[Dataset records on visual material]
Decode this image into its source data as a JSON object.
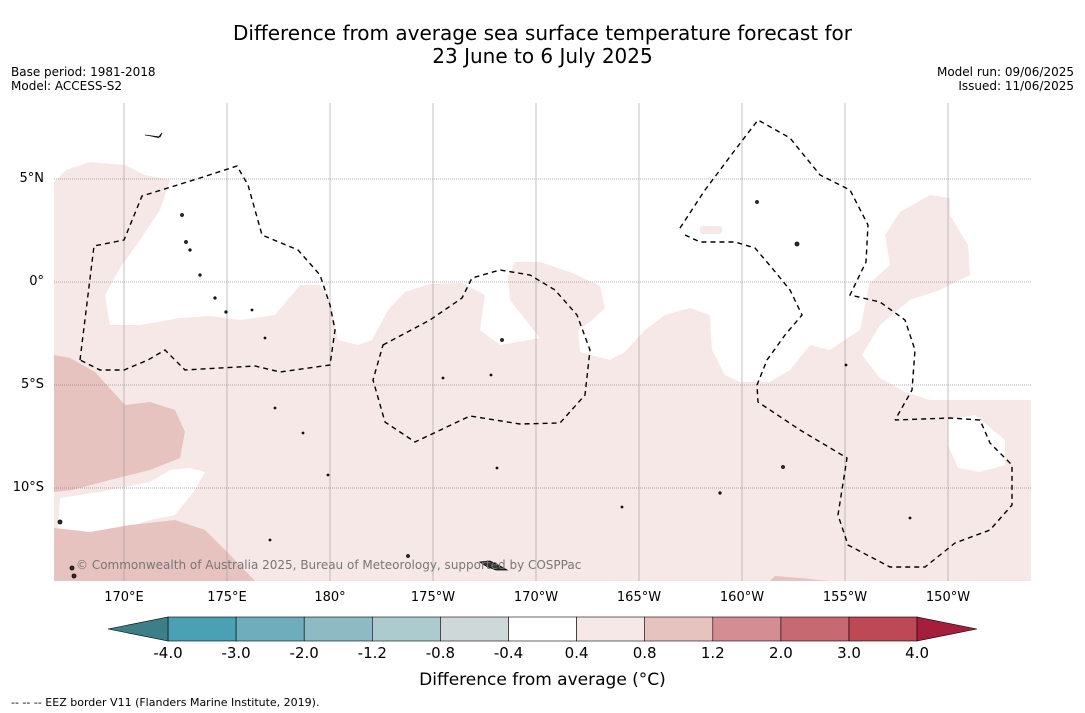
{
  "title": {
    "line1": "Difference from average sea surface temperature forecast for",
    "line2": "23 June to 6 July 2025"
  },
  "meta_left": {
    "base_period": "Base period: 1981-2018",
    "model": "Model: ACCESS-S2"
  },
  "meta_right": {
    "model_run": "Model run: 09/06/2025",
    "issued": "Issued: 11/06/2025"
  },
  "credit": "© Commonwealth of Australia 2025, Bureau of Meteorology, supported by COSPPac",
  "lon_labels": [
    "170°E",
    "175°E",
    "180°",
    "175°W",
    "170°W",
    "165°W",
    "160°W",
    "155°W",
    "150°W"
  ],
  "lat_labels": [
    "5°N",
    "0°",
    "5°S",
    "10°S"
  ],
  "colorbar": {
    "ticks": [
      "-4.0",
      "-3.0",
      "-2.0",
      "-1.2",
      "-0.8",
      "-0.4",
      "0.4",
      "0.8",
      "1.2",
      "2.0",
      "3.0",
      "4.0"
    ],
    "colors": [
      "#3d7f86",
      "#4ba1b4",
      "#6eaebc",
      "#8ebac4",
      "#abcbcf",
      "#cfd8d9",
      "#ffffff",
      "#f5e8e7",
      "#e7c3bf",
      "#d48d92",
      "#c86870",
      "#bd4957",
      "#a51f3c"
    ],
    "title": "Difference from average (°C)"
  },
  "legend_eez": "--  --  -- EEZ border V11 (Flanders Marine Institute, 2019)."
}
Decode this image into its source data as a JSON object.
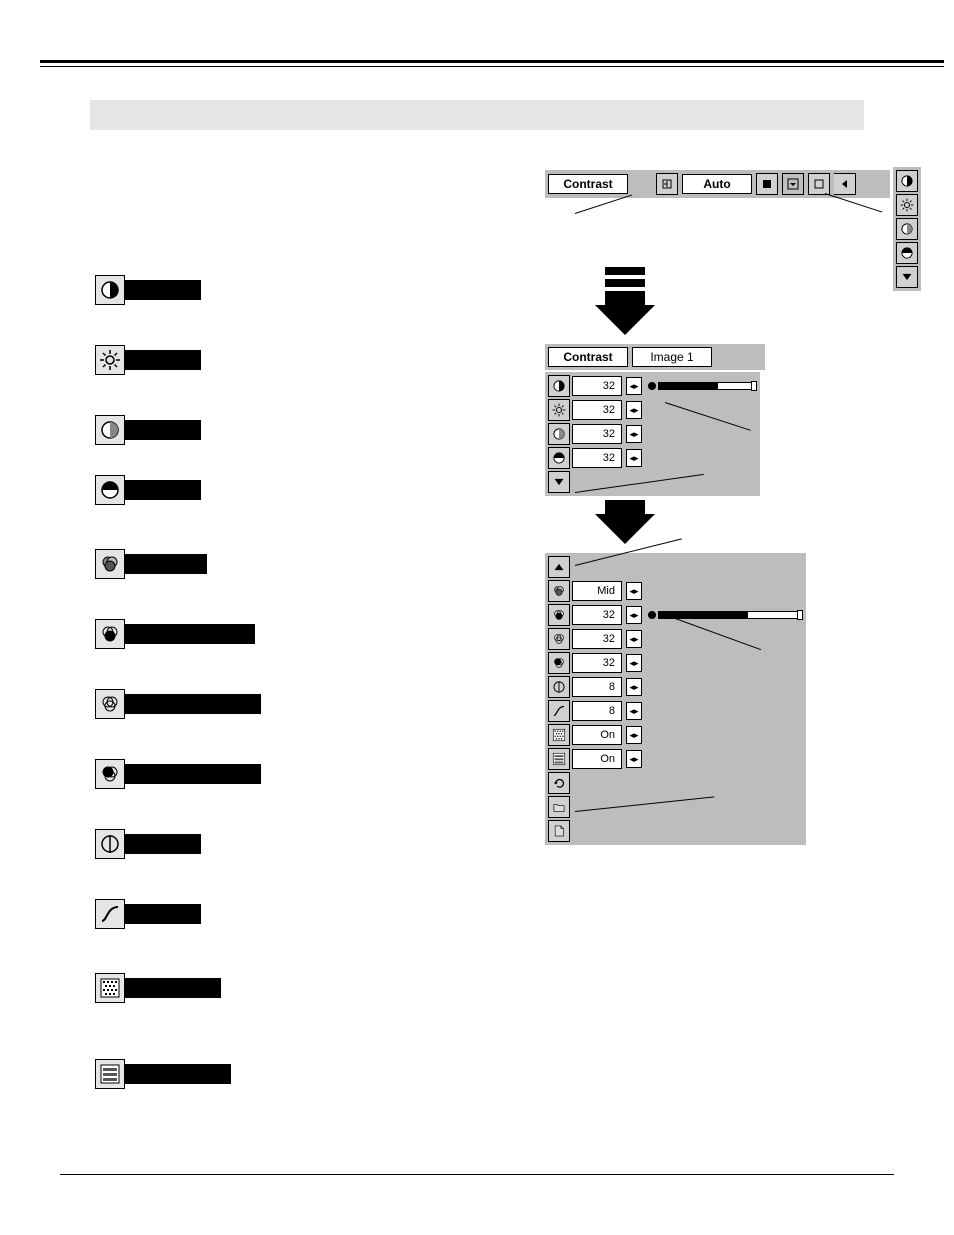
{
  "colors": {
    "page_bg": "#ffffff",
    "panel_bg": "#bdbdbd",
    "btn_bg": "#d0d0d0",
    "icon_bg": "#e5e5e5",
    "rule": "#000000",
    "black_strip": "#000000",
    "grey_band": "#e5e5e5"
  },
  "left_items": [
    {
      "icon": "contrast-icon",
      "strip_w": 76
    },
    {
      "icon": "brightness-icon",
      "strip_w": 76
    },
    {
      "icon": "half-shade-icon",
      "strip_w": 76
    },
    {
      "icon": "half-solid-icon",
      "strip_w": 76
    },
    {
      "icon": "rgb-overlap-icon",
      "strip_w": 82
    },
    {
      "icon": "rgb-outline-icon",
      "strip_w": 130
    },
    {
      "icon": "rgb-triple-icon",
      "strip_w": 136
    },
    {
      "icon": "rgb-filled-icon",
      "strip_w": 136
    },
    {
      "icon": "phi-circle-icon",
      "strip_w": 76
    },
    {
      "icon": "s-curve-icon",
      "strip_w": 76
    },
    {
      "icon": "dither-icon",
      "strip_w": 96
    },
    {
      "icon": "bars-square-icon",
      "strip_w": 106
    }
  ],
  "left_row_gaps": [
    40,
    40,
    30,
    44,
    40,
    40,
    40,
    40,
    40,
    44,
    56,
    0
  ],
  "panel1": {
    "title": "Contrast",
    "auto": "Auto",
    "side_icons": [
      "contrast-icon",
      "brightness-icon",
      "half-shade-icon",
      "half-solid-icon",
      "triangle-down-icon"
    ]
  },
  "panel2": {
    "title": "Contrast",
    "image": "Image 1",
    "rows": [
      {
        "icon": "contrast-icon",
        "value": "32",
        "slider_fill": 60,
        "slider_track": 34
      },
      {
        "icon": "brightness-icon",
        "value": "32"
      },
      {
        "icon": "half-shade-icon",
        "value": "32"
      },
      {
        "icon": "half-solid-icon",
        "value": "32"
      }
    ],
    "tail_icon": "triangle-down-icon"
  },
  "panel3": {
    "head_icon": "triangle-up-icon",
    "rows": [
      {
        "icon": "rgb-overlap-icon",
        "value": "Mid"
      },
      {
        "icon": "rgb-outline-icon",
        "value": "32",
        "slider_fill": 90,
        "slider_track": 50
      },
      {
        "icon": "rgb-triple-icon",
        "value": "32"
      },
      {
        "icon": "rgb-filled-icon",
        "value": "32"
      },
      {
        "icon": "phi-circle-icon",
        "value": "8"
      },
      {
        "icon": "s-curve-icon",
        "value": "8"
      },
      {
        "icon": "dither-icon",
        "value": "On"
      },
      {
        "icon": "bars-square-icon",
        "value": "On"
      }
    ],
    "tail_icons": [
      "undo-icon",
      "folder-icon",
      "page-icon"
    ]
  }
}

Task objective — Quote each entry above verbatim and drop the pictures.

Output —
Decode this image into its source data as a JSON object.
{
  "title": {
    "line1": "Difference from average sea surface temperature forecast for",
    "line2": "23 June to 6 July 2025"
  },
  "meta_left": {
    "base_period": "Base period: 1981-2018",
    "model": "Model: ACCESS-S2"
  },
  "meta_right": {
    "model_run": "Model run: 09/06/2025",
    "issued": "Issued: 11/06/2025"
  },
  "credit": "© Commonwealth of Australia 2025, Bureau of Meteorology, supported by COSPPac",
  "lon_labels": [
    "170°E",
    "175°E",
    "180°",
    "175°W",
    "170°W",
    "165°W",
    "160°W",
    "155°W",
    "150°W"
  ],
  "lat_labels": [
    "5°N",
    "0°",
    "5°S",
    "10°S"
  ],
  "colorbar": {
    "ticks": [
      "-4.0",
      "-3.0",
      "-2.0",
      "-1.2",
      "-0.8",
      "-0.4",
      "0.4",
      "0.8",
      "1.2",
      "2.0",
      "3.0",
      "4.0"
    ],
    "colors": [
      "#3d7f86",
      "#4ba1b4",
      "#6eaebc",
      "#8ebac4",
      "#abcbcf",
      "#cfd8d9",
      "#ffffff",
      "#f5e8e7",
      "#e7c3bf",
      "#d48d92",
      "#c86870",
      "#bd4957",
      "#a51f3c"
    ],
    "title": "Difference from average (°C)"
  },
  "legend_eez": "--  --  -- EEZ border V11 (Flanders Marine Institute, 2019)."
}
Decode this image into its source data as a JSON object.
{
  "colors": {
    "page_bg": "#ffffff",
    "panel_bg": "#bdbdbd",
    "btn_bg": "#d0d0d0",
    "icon_bg": "#e5e5e5",
    "rule": "#000000",
    "black_strip": "#000000",
    "grey_band": "#e5e5e5"
  },
  "left_items": [
    {
      "icon": "contrast-icon",
      "strip_w": 76
    },
    {
      "icon": "brightness-icon",
      "strip_w": 76
    },
    {
      "icon": "half-shade-icon",
      "strip_w": 76
    },
    {
      "icon": "half-solid-icon",
      "strip_w": 76
    },
    {
      "icon": "rgb-overlap-icon",
      "strip_w": 82
    },
    {
      "icon": "rgb-outline-icon",
      "strip_w": 130
    },
    {
      "icon": "rgb-triple-icon",
      "strip_w": 136
    },
    {
      "icon": "rgb-filled-icon",
      "strip_w": 136
    },
    {
      "icon": "phi-circle-icon",
      "strip_w": 76
    },
    {
      "icon": "s-curve-icon",
      "strip_w": 76
    },
    {
      "icon": "dither-icon",
      "strip_w": 96
    },
    {
      "icon": "bars-square-icon",
      "strip_w": 106
    }
  ],
  "left_row_gaps": [
    40,
    40,
    30,
    44,
    40,
    40,
    40,
    40,
    40,
    44,
    56,
    0
  ],
  "panel1": {
    "title": "Contrast",
    "auto": "Auto",
    "side_icons": [
      "contrast-icon",
      "brightness-icon",
      "half-shade-icon",
      "half-solid-icon",
      "triangle-down-icon"
    ]
  },
  "panel2": {
    "title": "Contrast",
    "image": "Image 1",
    "rows": [
      {
        "icon": "contrast-icon",
        "value": "32",
        "slider_fill": 60,
        "slider_track": 34
      },
      {
        "icon": "brightness-icon",
        "value": "32"
      },
      {
        "icon": "half-shade-icon",
        "value": "32"
      },
      {
        "icon": "half-solid-icon",
        "value": "32"
      }
    ],
    "tail_icon": "triangle-down-icon"
  },
  "panel3": {
    "head_icon": "triangle-up-icon",
    "rows": [
      {
        "icon": "rgb-overlap-icon",
        "value": "Mid"
      },
      {
        "icon": "rgb-outline-icon",
        "value": "32",
        "slider_fill": 90,
        "slider_track": 50
      },
      {
        "icon": "rgb-triple-icon",
        "value": "32"
      },
      {
        "icon": "rgb-filled-icon",
        "value": "32"
      },
      {
        "icon": "phi-circle-icon",
        "value": "8"
      },
      {
        "icon": "s-curve-icon",
        "value": "8"
      },
      {
        "icon": "dither-icon",
        "value": "On"
      },
      {
        "icon": "bars-square-icon",
        "value": "On"
      }
    ],
    "tail_icons": [
      "undo-icon",
      "folder-icon",
      "page-icon"
    ]
  }
}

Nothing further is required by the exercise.